> [WHAT TO WORK ON]: Reproduce the passage from the interview on remote software development below, beginning at the sentence with "In that same" and ending after "on people's minds.".

---- PAGE EXTRACT

It's interesting, I think, largely software development has been unaffected because we were already sort of working asynchronously with tools. Code reviews have been asynchronous forever. So you send out a code review to your team, and hopefully a couple hours later, or maybe the next day, they'll take a look at it. And so that has translated really well into working from home.

The part that I think everybody at Amazon and in the industry is struggling with is the lack of whiteboards, that sort of collaboration on generating new ideas. And so that's been I think the thing that the teams that I work with have had to learn this year is how do we continue to work together on things like boxes and line diagrams, as we're thinking through an architecture or a solution? And putting that down on paper.

Darren:

Absolutely, I see teams that already are in a development cadence and are established being a lot less affected for the reasons that you said. But if you have a large scale, greenfield effort going on with a lot of design, it's not quite the same as just standing there at a whiteboard with someone.

One other thing to build on what you said. GitLab has their survey, and they talked about one of the really positive impacts is that because people are really grasping onto the flexibility, the meantime to turn around a pull request or code review has actually gone down. Because people are available at more times of the day.

In that same survey, they were asking developers what changes have you made to your process in this last year. The top answer 21% was continuous integration, followed up by 15% continuous development. Also source code management and automated testing were at 15%. These topics are clearly on people's minds.

You mentioned DevOps being one of the enabling factors. If you look into your crystal ball, what do you see for 2021 from the DevOps perspective?

Clare:

One of the newer trends that I am kind of excited about in this space is GitOps. And this is today, I think, largely being driven by the container space and Kubernetes space. GitOps is this idea that developers love to work in their source code repositories. That's what we want to be doing. And I think,especially in the container space, but across the board in service development, Infrastructure-as-code has really exploded as a way to manage both your infrastructure and to describe how to deploy your application.

--------
---- MATERIAL SHOWN

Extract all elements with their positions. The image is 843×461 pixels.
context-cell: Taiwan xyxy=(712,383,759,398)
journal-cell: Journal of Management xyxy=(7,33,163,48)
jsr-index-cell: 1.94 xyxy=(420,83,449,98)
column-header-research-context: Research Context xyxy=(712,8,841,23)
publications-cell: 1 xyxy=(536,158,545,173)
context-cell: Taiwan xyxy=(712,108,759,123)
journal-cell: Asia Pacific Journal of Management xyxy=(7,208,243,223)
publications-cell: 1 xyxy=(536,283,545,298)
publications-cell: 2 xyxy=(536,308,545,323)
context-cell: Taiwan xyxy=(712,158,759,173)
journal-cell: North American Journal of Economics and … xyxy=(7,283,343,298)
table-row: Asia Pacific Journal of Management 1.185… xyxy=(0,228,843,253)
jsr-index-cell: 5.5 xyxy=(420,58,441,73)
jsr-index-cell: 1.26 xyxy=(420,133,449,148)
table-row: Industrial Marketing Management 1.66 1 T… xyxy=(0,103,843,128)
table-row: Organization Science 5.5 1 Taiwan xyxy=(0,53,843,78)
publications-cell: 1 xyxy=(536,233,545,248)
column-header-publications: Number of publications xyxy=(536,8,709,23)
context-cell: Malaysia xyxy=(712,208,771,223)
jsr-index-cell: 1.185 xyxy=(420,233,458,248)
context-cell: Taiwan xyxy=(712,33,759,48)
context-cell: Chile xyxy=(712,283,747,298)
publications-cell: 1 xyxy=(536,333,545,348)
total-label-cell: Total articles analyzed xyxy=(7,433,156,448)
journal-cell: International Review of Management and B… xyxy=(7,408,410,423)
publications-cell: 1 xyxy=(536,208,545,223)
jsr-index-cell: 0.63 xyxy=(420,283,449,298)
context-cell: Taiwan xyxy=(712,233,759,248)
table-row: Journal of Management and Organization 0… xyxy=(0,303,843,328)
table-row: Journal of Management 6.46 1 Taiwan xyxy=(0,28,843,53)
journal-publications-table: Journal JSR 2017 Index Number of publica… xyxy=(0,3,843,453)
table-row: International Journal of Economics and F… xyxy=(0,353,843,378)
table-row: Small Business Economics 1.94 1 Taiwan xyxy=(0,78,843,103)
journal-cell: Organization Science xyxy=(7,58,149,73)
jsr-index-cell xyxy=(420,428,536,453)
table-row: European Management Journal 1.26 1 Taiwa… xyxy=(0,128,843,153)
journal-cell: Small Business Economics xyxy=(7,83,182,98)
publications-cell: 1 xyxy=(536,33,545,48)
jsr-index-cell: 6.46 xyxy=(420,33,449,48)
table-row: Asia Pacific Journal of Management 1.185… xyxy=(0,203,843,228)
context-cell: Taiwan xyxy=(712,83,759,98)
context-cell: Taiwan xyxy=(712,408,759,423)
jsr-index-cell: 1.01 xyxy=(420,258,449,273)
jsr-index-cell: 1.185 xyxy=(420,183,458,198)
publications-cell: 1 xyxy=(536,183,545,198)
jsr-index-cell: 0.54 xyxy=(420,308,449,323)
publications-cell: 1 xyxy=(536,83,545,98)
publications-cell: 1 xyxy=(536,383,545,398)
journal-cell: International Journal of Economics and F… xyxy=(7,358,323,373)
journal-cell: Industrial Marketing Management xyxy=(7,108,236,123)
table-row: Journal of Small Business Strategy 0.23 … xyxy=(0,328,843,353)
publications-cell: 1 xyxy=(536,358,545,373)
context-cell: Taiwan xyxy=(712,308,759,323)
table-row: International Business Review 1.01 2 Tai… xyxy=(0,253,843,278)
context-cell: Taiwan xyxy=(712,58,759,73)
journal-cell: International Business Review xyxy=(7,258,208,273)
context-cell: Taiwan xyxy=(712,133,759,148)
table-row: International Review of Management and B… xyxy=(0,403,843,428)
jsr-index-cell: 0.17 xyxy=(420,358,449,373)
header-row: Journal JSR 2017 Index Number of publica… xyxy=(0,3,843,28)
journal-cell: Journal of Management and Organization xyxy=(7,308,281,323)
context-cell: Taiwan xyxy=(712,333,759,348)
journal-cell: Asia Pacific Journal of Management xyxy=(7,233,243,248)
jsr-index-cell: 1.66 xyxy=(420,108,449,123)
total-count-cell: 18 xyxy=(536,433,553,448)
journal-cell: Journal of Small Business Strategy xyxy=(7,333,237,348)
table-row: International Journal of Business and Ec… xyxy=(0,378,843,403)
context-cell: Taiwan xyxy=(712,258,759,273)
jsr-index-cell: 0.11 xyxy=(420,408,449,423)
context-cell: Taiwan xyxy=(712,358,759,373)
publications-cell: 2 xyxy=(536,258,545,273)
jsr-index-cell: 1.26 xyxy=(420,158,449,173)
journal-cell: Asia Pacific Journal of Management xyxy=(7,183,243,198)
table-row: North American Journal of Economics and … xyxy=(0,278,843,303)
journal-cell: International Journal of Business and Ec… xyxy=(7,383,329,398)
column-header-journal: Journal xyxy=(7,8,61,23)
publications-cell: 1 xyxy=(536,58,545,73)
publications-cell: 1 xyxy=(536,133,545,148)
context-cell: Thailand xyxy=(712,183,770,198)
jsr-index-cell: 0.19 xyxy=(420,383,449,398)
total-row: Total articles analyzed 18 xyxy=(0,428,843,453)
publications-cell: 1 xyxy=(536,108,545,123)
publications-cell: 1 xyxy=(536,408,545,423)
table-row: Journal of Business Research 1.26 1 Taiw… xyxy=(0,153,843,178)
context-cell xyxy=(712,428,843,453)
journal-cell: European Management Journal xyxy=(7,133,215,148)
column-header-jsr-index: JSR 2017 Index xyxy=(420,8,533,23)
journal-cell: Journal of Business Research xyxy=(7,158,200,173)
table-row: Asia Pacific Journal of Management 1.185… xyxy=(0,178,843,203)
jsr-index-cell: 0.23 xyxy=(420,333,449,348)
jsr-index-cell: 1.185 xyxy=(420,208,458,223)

--------

> [EXERCISE RESPONSE]:
In that same survey, they were asking developers what changes have you made to your process in this last year. The top answer 21% was continuous integration, followed up by 15% continuous development. Also source code management and automated testing were at 15%. These topics are clearly on people's minds.